## WORK TO DO
Return the lines below that carry the word "Teahouse".

Stored records:
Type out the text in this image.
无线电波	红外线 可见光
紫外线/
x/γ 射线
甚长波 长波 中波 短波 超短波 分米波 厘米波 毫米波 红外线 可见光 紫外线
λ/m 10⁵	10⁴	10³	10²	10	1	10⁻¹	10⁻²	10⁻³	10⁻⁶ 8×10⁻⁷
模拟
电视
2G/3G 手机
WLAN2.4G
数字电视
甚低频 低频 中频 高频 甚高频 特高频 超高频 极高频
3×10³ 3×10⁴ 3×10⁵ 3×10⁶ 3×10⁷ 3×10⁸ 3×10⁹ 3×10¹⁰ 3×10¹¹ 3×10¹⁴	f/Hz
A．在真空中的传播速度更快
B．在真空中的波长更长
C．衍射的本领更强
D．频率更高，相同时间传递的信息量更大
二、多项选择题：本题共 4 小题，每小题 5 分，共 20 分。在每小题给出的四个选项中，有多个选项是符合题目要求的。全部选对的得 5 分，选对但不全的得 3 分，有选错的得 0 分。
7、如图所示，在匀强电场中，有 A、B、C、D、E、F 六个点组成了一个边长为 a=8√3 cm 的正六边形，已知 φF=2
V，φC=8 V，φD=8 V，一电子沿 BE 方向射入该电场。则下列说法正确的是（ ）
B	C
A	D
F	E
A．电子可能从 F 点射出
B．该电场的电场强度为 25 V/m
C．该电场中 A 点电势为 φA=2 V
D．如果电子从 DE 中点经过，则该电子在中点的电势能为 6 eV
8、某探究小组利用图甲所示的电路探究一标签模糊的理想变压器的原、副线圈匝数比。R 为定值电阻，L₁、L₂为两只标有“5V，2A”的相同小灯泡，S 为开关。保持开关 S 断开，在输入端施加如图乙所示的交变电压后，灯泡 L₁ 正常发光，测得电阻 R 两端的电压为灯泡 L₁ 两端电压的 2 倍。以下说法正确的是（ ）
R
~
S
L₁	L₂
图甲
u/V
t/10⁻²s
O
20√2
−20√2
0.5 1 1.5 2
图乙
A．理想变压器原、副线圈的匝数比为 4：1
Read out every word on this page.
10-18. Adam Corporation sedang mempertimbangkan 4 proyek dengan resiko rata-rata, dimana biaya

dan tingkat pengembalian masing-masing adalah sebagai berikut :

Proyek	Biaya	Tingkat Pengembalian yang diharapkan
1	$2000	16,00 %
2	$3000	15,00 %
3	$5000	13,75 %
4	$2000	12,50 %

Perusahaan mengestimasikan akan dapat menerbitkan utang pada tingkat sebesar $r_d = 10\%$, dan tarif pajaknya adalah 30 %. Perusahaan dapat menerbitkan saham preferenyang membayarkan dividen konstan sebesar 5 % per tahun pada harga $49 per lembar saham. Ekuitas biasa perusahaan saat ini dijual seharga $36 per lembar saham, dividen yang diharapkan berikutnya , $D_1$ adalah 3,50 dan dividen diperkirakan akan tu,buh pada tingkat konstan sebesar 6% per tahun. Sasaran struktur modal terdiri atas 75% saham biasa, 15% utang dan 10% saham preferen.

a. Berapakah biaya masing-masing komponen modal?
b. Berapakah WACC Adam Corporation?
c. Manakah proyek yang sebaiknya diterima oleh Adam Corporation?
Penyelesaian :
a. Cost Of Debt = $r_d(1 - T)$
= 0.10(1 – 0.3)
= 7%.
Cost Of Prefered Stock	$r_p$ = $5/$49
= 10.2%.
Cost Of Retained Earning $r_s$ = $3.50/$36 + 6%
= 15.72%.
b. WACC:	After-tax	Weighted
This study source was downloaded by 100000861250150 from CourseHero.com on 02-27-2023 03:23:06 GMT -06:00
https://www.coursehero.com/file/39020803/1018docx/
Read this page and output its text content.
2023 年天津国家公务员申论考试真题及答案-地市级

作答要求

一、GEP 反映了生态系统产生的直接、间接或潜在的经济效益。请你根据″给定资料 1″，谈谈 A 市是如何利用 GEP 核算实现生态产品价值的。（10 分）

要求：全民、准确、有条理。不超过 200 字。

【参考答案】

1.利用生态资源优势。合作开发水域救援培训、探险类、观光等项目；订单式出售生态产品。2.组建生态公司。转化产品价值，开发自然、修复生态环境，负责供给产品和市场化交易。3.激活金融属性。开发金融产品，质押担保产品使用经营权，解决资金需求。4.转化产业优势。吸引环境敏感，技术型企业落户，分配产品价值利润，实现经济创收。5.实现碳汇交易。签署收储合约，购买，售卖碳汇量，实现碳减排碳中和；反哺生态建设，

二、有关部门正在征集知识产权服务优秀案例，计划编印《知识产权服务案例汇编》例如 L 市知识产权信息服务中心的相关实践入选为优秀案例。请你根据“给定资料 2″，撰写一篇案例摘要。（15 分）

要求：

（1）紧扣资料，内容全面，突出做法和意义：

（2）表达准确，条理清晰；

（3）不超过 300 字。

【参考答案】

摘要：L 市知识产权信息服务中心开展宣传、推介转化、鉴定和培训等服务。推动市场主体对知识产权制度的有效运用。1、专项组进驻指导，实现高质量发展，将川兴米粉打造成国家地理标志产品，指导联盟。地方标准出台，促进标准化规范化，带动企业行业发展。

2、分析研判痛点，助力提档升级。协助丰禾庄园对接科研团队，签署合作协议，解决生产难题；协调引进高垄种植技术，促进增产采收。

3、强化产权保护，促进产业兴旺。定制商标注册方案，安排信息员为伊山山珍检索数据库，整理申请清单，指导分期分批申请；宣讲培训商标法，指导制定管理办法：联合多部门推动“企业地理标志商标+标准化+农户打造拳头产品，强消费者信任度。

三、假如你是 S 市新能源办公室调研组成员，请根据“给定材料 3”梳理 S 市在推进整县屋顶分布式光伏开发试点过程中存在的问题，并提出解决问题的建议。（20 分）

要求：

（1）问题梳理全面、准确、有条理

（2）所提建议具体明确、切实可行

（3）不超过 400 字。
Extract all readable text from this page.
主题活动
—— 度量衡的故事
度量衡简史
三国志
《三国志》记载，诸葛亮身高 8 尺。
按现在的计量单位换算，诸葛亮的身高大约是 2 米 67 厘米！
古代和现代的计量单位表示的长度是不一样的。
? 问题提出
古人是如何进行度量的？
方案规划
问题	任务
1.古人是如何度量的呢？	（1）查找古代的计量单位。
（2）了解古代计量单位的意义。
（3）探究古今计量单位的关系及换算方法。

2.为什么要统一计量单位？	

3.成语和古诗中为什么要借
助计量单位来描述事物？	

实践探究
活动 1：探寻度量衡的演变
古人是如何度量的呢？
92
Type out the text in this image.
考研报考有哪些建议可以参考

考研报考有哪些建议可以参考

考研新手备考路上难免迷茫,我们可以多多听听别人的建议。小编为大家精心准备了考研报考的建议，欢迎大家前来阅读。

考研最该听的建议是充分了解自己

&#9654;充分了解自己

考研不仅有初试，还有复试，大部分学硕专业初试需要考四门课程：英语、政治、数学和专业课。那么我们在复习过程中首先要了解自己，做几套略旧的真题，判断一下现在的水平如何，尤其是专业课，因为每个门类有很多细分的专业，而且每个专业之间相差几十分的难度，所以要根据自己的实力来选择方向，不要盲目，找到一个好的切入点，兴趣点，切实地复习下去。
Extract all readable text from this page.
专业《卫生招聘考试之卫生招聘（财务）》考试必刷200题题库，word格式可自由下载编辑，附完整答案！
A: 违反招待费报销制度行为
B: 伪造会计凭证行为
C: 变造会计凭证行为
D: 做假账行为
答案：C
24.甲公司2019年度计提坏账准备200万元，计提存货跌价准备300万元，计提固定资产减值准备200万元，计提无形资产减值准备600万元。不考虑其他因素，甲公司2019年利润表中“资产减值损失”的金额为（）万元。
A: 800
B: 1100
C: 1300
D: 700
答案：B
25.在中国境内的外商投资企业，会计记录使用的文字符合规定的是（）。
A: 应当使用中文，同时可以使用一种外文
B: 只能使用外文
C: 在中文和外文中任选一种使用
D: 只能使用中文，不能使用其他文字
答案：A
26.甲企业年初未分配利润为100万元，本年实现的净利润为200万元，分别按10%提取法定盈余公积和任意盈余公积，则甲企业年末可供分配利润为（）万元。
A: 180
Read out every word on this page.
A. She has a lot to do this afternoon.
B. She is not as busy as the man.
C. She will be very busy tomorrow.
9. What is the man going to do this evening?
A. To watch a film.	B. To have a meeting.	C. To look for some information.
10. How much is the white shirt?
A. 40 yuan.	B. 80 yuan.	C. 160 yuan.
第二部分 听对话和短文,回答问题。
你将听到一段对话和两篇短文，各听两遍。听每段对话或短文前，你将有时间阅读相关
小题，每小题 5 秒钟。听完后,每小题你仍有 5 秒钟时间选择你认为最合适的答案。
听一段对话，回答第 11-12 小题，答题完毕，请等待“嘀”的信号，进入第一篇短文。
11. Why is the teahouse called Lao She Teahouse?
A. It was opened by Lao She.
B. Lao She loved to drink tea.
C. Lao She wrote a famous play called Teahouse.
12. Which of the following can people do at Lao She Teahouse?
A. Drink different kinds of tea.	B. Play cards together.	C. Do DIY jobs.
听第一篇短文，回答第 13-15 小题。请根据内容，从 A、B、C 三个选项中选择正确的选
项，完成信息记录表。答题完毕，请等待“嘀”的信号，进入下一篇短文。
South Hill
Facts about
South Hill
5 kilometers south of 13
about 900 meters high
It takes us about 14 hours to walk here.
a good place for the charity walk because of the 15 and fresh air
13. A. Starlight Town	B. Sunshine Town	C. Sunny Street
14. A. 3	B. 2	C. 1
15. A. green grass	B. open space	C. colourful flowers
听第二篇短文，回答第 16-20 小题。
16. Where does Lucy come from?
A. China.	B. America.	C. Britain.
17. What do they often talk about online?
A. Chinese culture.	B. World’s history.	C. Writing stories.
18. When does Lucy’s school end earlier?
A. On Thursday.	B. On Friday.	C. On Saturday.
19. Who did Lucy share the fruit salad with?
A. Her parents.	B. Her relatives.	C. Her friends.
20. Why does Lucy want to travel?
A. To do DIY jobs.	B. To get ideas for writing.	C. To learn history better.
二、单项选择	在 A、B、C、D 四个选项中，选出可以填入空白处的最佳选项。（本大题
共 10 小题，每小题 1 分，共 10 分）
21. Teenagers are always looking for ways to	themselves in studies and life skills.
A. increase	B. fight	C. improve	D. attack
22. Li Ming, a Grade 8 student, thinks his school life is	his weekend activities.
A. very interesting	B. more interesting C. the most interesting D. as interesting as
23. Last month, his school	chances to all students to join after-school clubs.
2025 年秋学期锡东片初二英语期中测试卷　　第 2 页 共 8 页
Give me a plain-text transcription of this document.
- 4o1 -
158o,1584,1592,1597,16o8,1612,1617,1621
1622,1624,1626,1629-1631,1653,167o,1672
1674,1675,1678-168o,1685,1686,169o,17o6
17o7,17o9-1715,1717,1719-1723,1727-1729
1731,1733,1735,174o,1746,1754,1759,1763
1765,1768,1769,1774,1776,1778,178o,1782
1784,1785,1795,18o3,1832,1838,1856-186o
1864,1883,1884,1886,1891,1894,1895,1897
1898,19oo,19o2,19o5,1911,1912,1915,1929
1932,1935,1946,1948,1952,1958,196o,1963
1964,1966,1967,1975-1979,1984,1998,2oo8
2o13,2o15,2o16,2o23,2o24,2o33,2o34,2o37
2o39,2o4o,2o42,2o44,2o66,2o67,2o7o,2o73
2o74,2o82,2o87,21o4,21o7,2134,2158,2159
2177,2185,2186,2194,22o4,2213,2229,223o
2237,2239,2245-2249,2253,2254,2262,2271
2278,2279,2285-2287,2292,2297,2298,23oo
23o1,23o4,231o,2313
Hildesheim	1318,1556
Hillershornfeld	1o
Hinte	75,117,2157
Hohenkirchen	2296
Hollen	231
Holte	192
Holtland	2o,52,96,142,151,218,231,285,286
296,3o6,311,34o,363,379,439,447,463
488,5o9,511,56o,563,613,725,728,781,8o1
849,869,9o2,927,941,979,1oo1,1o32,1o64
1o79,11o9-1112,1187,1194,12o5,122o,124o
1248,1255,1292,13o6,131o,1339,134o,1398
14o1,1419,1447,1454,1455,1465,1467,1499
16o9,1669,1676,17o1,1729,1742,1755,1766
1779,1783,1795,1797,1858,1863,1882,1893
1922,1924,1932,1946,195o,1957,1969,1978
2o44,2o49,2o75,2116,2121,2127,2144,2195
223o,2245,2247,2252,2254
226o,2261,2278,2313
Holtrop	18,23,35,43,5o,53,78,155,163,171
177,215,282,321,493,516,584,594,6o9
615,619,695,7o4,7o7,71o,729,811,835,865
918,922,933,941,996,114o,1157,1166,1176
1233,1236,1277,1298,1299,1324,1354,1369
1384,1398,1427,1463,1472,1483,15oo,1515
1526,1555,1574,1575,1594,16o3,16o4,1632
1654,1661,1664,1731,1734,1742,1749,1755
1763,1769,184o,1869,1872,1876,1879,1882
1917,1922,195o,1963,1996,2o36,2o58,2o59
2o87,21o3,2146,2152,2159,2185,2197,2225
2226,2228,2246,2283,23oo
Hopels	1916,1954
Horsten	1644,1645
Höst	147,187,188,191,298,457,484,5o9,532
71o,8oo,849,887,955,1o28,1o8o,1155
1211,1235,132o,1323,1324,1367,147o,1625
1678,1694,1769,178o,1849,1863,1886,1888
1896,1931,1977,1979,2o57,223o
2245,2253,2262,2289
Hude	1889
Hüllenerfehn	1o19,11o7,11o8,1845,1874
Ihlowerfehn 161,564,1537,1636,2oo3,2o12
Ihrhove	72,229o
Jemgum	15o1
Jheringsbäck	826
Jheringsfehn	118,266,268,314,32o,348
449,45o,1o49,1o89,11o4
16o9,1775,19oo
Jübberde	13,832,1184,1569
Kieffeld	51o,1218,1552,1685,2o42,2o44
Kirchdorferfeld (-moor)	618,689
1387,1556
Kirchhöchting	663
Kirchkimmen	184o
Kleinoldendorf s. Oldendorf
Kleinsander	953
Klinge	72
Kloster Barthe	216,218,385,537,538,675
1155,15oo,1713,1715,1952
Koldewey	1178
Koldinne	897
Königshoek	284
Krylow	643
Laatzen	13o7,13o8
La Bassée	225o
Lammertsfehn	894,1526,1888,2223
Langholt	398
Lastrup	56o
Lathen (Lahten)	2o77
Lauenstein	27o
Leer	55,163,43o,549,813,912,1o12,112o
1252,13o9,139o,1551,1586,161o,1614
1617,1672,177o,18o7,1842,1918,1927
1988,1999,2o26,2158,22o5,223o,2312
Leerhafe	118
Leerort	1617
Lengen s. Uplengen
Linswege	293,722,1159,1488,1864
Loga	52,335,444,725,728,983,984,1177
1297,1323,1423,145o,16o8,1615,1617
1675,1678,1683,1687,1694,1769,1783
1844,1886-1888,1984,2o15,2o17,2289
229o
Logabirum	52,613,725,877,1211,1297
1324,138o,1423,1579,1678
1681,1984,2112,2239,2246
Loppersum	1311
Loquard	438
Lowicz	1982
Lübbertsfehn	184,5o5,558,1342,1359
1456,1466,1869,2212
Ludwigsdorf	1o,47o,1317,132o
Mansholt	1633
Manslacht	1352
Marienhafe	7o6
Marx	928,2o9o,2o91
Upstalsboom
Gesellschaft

## TASK ANSWER
11. Why is the teahouse called Lao She Teahouse?
C. Lao She wrote a famous play called Teahouse.
12. Which of the following can people do at Lao She Teahouse?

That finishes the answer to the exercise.